• **Instructions for the task**: Reproduce the listing below character for character; drop every image.

• **Records to process**:
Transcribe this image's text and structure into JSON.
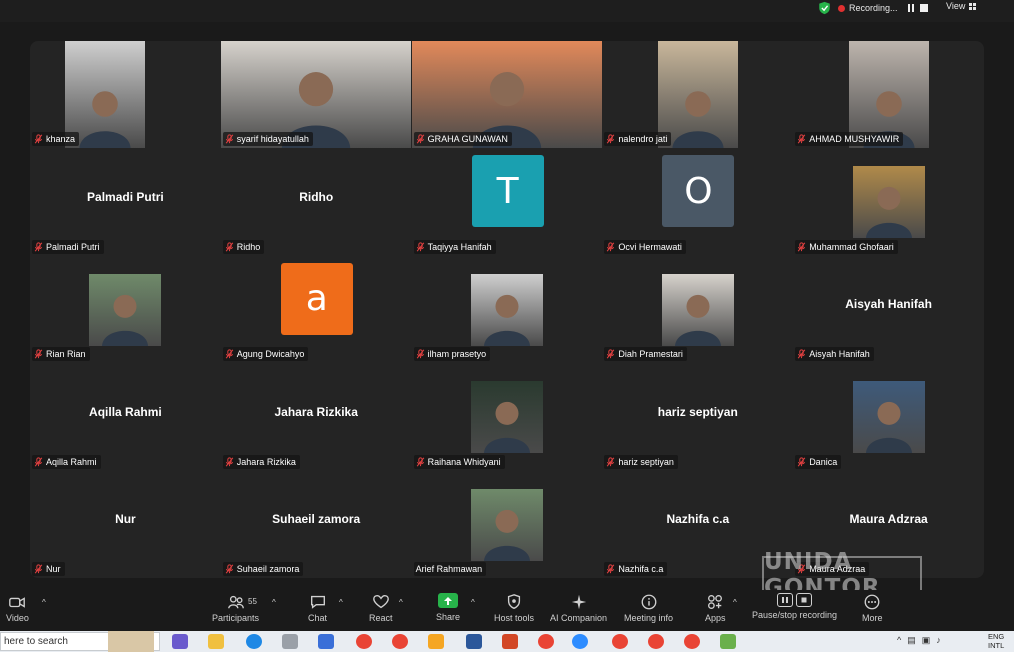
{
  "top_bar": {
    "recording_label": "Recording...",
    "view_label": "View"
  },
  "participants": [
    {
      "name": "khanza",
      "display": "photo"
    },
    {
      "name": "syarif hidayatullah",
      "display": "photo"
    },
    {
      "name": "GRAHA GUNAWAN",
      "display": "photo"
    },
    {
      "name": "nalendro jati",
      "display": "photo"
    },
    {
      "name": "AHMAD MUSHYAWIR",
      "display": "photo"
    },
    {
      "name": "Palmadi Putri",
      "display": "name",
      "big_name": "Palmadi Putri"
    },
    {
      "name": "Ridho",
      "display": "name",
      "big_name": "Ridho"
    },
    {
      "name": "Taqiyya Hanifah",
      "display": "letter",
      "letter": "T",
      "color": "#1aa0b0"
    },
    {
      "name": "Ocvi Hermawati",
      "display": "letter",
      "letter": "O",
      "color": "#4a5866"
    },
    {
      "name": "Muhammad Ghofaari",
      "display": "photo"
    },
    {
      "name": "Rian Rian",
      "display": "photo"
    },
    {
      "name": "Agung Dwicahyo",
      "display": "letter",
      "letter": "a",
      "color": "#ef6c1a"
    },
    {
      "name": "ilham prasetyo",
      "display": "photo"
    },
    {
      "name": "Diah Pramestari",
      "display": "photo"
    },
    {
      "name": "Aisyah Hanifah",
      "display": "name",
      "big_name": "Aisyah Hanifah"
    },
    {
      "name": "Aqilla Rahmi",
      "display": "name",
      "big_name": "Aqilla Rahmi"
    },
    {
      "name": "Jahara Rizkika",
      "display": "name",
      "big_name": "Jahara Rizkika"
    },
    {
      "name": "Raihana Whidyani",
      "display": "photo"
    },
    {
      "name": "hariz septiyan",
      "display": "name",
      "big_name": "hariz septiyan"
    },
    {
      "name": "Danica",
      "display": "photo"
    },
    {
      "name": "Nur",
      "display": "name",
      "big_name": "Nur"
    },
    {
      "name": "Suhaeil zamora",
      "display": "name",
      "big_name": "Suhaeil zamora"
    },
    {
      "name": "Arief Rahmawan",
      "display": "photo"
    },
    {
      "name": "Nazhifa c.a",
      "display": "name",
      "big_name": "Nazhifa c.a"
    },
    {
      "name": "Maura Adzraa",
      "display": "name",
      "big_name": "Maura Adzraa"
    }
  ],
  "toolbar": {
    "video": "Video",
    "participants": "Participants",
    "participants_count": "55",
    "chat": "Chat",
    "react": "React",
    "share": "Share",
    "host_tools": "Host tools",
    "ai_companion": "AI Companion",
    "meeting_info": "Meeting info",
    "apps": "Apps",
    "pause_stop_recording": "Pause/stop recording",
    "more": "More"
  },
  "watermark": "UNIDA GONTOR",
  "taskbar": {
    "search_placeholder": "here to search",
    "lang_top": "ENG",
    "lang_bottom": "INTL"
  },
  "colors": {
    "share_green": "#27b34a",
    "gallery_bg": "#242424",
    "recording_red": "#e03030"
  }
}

• **The output**:
Transcribe this image's text and structure into JSON.
{
  "top_bar": {
    "recording_label": "Recording...",
    "view_label": "View"
  },
  "participants": [
    {
      "name": "khanza",
      "display": "photo"
    },
    {
      "name": "syarif hidayatullah",
      "display": "photo"
    },
    {
      "name": "GRAHA GUNAWAN",
      "display": "photo"
    },
    {
      "name": "nalendro jati",
      "display": "photo"
    },
    {
      "name": "AHMAD MUSHYAWIR",
      "display": "photo"
    },
    {
      "name": "Palmadi Putri",
      "display": "name",
      "big_name": "Palmadi Putri"
    },
    {
      "name": "Ridho",
      "display": "name",
      "big_name": "Ridho"
    },
    {
      "name": "Taqiyya Hanifah",
      "display": "letter",
      "letter": "T",
      "color": "#1aa0b0"
    },
    {
      "name": "Ocvi Hermawati",
      "display": "letter",
      "letter": "O",
      "color": "#4a5866"
    },
    {
      "name": "Muhammad Ghofaari",
      "display": "photo"
    },
    {
      "name": "Rian Rian",
      "display": "photo"
    },
    {
      "name": "Agung Dwicahyo",
      "display": "letter",
      "letter": "a",
      "color": "#ef6c1a"
    },
    {
      "name": "ilham prasetyo",
      "display": "photo"
    },
    {
      "name": "Diah Pramestari",
      "display": "photo"
    },
    {
      "name": "Aisyah Hanifah",
      "display": "name",
      "big_name": "Aisyah Hanifah"
    },
    {
      "name": "Aqilla Rahmi",
      "display": "name",
      "big_name": "Aqilla Rahmi"
    },
    {
      "name": "Jahara Rizkika",
      "display": "name",
      "big_name": "Jahara Rizkika"
    },
    {
      "name": "Raihana Whidyani",
      "display": "photo"
    },
    {
      "name": "hariz septiyan",
      "display": "name",
      "big_name": "hariz septiyan"
    },
    {
      "name": "Danica",
      "display": "photo"
    },
    {
      "name": "Nur",
      "display": "name",
      "big_name": "Nur"
    },
    {
      "name": "Suhaeil zamora",
      "display": "name",
      "big_name": "Suhaeil zamora"
    },
    {
      "name": "Arief Rahmawan",
      "display": "photo"
    },
    {
      "name": "Nazhifa c.a",
      "display": "name",
      "big_name": "Nazhifa c.a"
    },
    {
      "name": "Maura Adzraa",
      "display": "name",
      "big_name": "Maura Adzraa"
    }
  ],
  "toolbar": {
    "video": "Video",
    "participants": "Participants",
    "participants_count": "55",
    "chat": "Chat",
    "react": "React",
    "share": "Share",
    "host_tools": "Host tools",
    "ai_companion": "AI Companion",
    "meeting_info": "Meeting info",
    "apps": "Apps",
    "pause_stop_recording": "Pause/stop recording",
    "more": "More"
  },
  "watermark": "UNIDA GONTOR",
  "taskbar": {
    "search_placeholder": "here to search",
    "lang_top": "ENG",
    "lang_bottom": "INTL"
  },
  "colors": {
    "share_green": "#27b34a",
    "gallery_bg": "#242424",
    "recording_red": "#e03030"
  }
}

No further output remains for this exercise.